Scan the entries below and extract each line with the word "HillaryClinton" in it.
-------- Extracted data
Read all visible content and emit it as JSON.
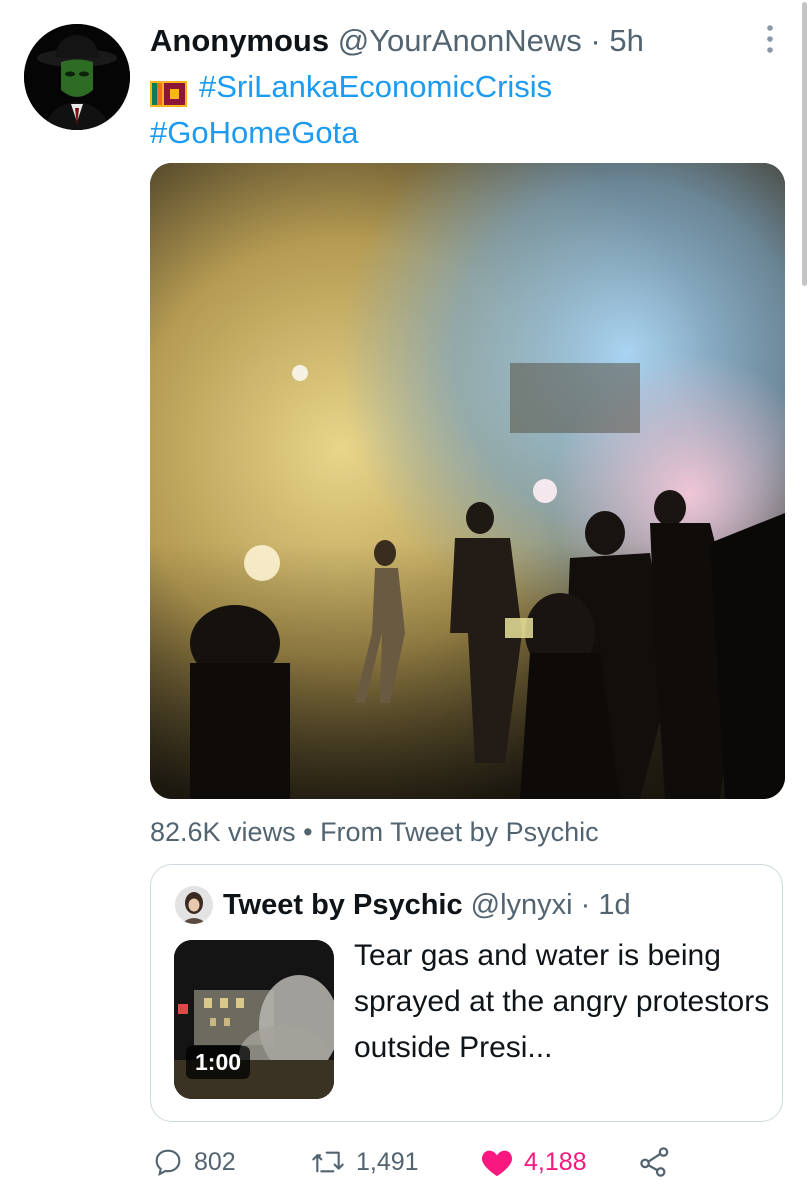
{
  "tweet": {
    "author_name": "Anonymous",
    "handle": "@YourAnonNews",
    "separator": "·",
    "time": "5h",
    "hashtag1": "#SriLankaEconomicCrisis",
    "hashtag2": "#GoHomeGota",
    "flag_icon": "sri-lanka-flag-icon"
  },
  "media": {
    "views": "82.6K views",
    "bullet": "•",
    "source": "From Tweet by Psychic"
  },
  "quote": {
    "label": "Tweet by Psychic",
    "handle": "@lynyxi",
    "separator": "·",
    "time": "1d",
    "text": "Tear gas and water is being sprayed at the angry protestors outside Presi...",
    "duration": "1:00"
  },
  "actions": {
    "replies": "802",
    "retweets": "1,491",
    "likes": "4,188"
  },
  "colors": {
    "link": "#1d9bf0",
    "like": "#f91880",
    "secondary": "#536471",
    "border": "#cfd9de"
  }
}
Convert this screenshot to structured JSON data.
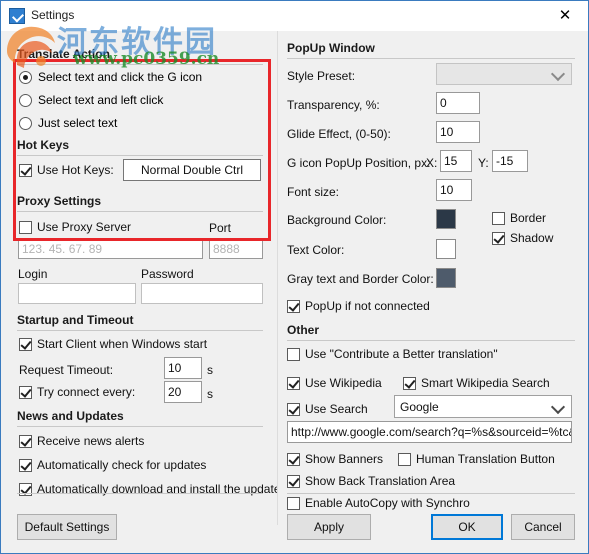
{
  "window": {
    "title": "Settings",
    "close_label": "✕",
    "app_icon": "settings-app-icon"
  },
  "watermark": {
    "site_cn": "河东软件园",
    "site_url": "www.pc0359.cn"
  },
  "left": {
    "translate_action": {
      "title": "Translate Action",
      "options": [
        {
          "label": "Select text and click the G icon",
          "selected": true
        },
        {
          "label": "Select text and left click",
          "selected": false
        },
        {
          "label": "Just select text",
          "selected": false
        }
      ]
    },
    "hot_keys": {
      "title": "Hot Keys",
      "use_hot_keys": {
        "label": "Use Hot Keys:",
        "checked": true
      },
      "hotkey_value": "Normal Double Ctrl"
    },
    "proxy_settings": {
      "title": "Proxy Settings",
      "use_proxy": {
        "label": "Use Proxy Server",
        "checked": false
      },
      "port_label": "Port",
      "server_placeholder": "123. 45. 67. 89",
      "port_placeholder": "8888",
      "login_label": "Login",
      "password_label": "Password",
      "login_value": "",
      "password_value": ""
    },
    "startup_timeout": {
      "title": "Startup and Timeout",
      "start_client": {
        "label": "Start Client when Windows start",
        "checked": true
      },
      "request_timeout_label": "Request Timeout:",
      "request_timeout_value": "10",
      "request_timeout_unit": "s",
      "try_connect": {
        "label": "Try connect every:",
        "checked": true
      },
      "try_connect_value": "20",
      "try_connect_unit": "s"
    },
    "news_updates": {
      "title": "News and Updates",
      "items": [
        {
          "label": "Receive news alerts",
          "checked": true
        },
        {
          "label": "Automatically check for updates",
          "checked": true
        },
        {
          "label": "Automatically download and install the update",
          "checked": true
        }
      ]
    },
    "default_settings_button": "Default Settings"
  },
  "right": {
    "popup_window": {
      "title": "PopUp Window",
      "style_preset_label": "Style Preset:",
      "style_preset_value": "",
      "transparency_label": "Transparency, %:",
      "transparency_value": "0",
      "glide_label": "Glide Effect, (0-50):",
      "glide_value": "10",
      "gicon_pos_label": "G icon PopUp Position, px:",
      "gicon_x_label": "X:",
      "gicon_x_value": "15",
      "gicon_y_label": "Y:",
      "gicon_y_value": "-15",
      "font_size_label": "Font size:",
      "font_size_value": "10",
      "background_color_label": "Background Color:",
      "background_color_value": "#2b3847",
      "text_color_label": "Text Color:",
      "text_color_value": "#ffffff",
      "gray_color_label": "Gray text and Border Color:",
      "gray_color_value": "#4e5b6b",
      "border": {
        "label": "Border",
        "checked": false
      },
      "shadow": {
        "label": "Shadow",
        "checked": true
      },
      "popup_if_not_connected": {
        "label": "PopUp if not connected",
        "checked": true
      }
    },
    "other": {
      "title": "Other",
      "contribute": {
        "label": "Use \"Contribute a Better translation\"",
        "checked": false
      },
      "use_wikipedia": {
        "label": "Use Wikipedia",
        "checked": true
      },
      "smart_wikipedia": {
        "label": "Smart Wikipedia Search",
        "checked": true
      },
      "use_search": {
        "label": "Use Search",
        "checked": true
      },
      "search_engine": "Google",
      "search_url": "http://www.google.com/search?q=%s&sourceid=%tc&ie",
      "show_banners": {
        "label": "Show Banners",
        "checked": true
      },
      "human_translation": {
        "label": "Human Translation Button",
        "checked": false
      },
      "show_back_translation": {
        "label": "Show Back Translation Area",
        "checked": true
      },
      "enable_autocopy": {
        "label": "Enable AutoCopy with Synchro",
        "checked": false
      }
    }
  },
  "footer": {
    "apply": "Apply",
    "ok": "OK",
    "cancel": "Cancel"
  }
}
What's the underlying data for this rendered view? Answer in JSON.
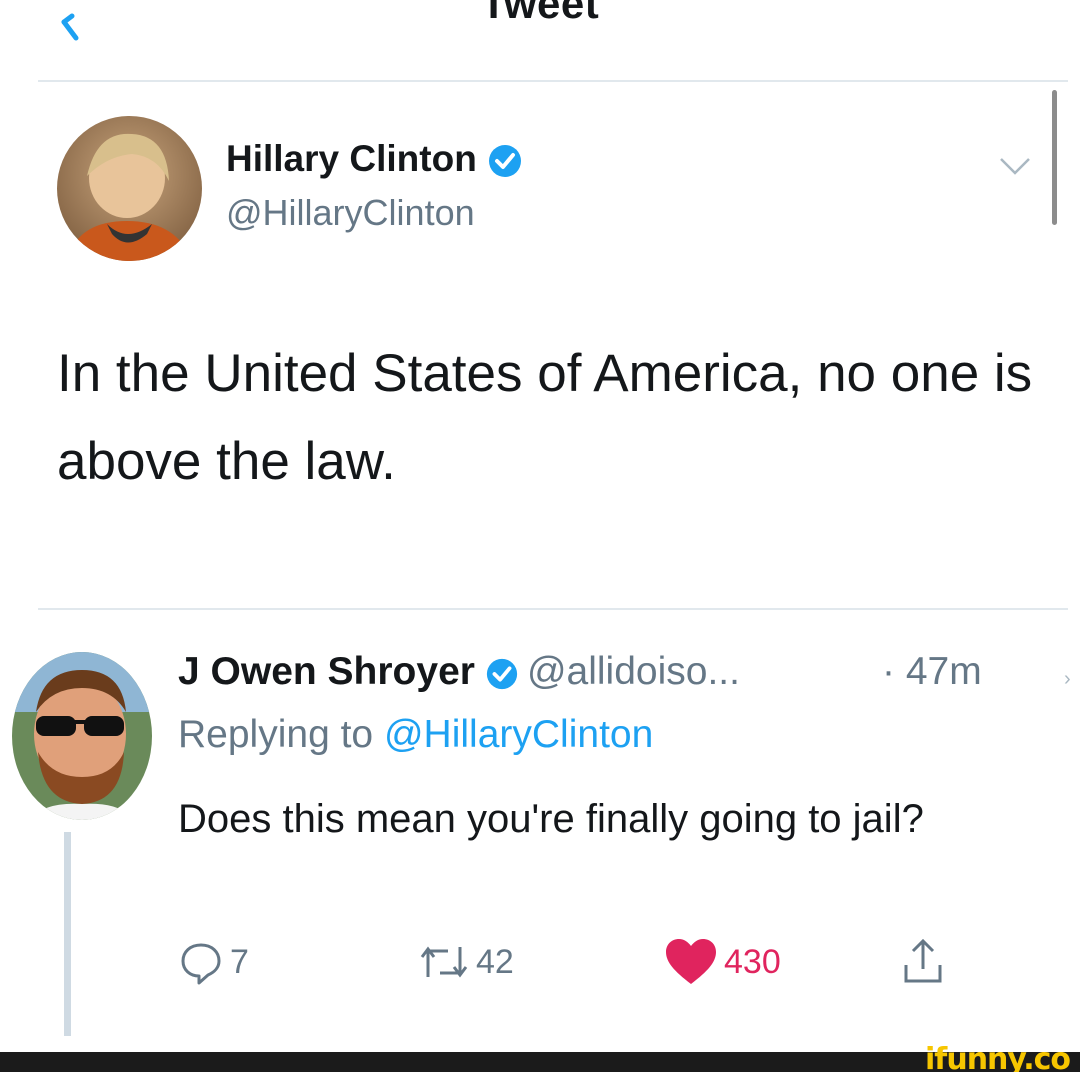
{
  "header": {
    "title": "Tweet",
    "back_icon": "chevron-left-icon"
  },
  "tweet": {
    "author_name": "Hillary Clinton",
    "author_handle": "@HillaryClinton",
    "verified_icon": "verified-badge-icon",
    "more_icon": "chevron-down-icon",
    "text": "In the United States of America, no one is above the law."
  },
  "reply": {
    "author_name": "J Owen Shroyer",
    "author_handle": "@allidoiso...",
    "time": "· 47m",
    "replying_prefix": "Replying to",
    "replying_handle": "@HillaryClinton",
    "text": "Does this mean you're finally going to jail?",
    "actions": {
      "reply_count": "7",
      "retweet_count": "42",
      "like_count": "430"
    }
  },
  "watermark": "ifunny.co",
  "colors": {
    "accent": "#1da1f2",
    "like": "#e0245e",
    "muted": "#657786",
    "divider": "#e1e8ed"
  }
}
----------------
◆ **Response**
    "author_handle": "@HillaryClinton",
    "replying_handle": "@HillaryClinton",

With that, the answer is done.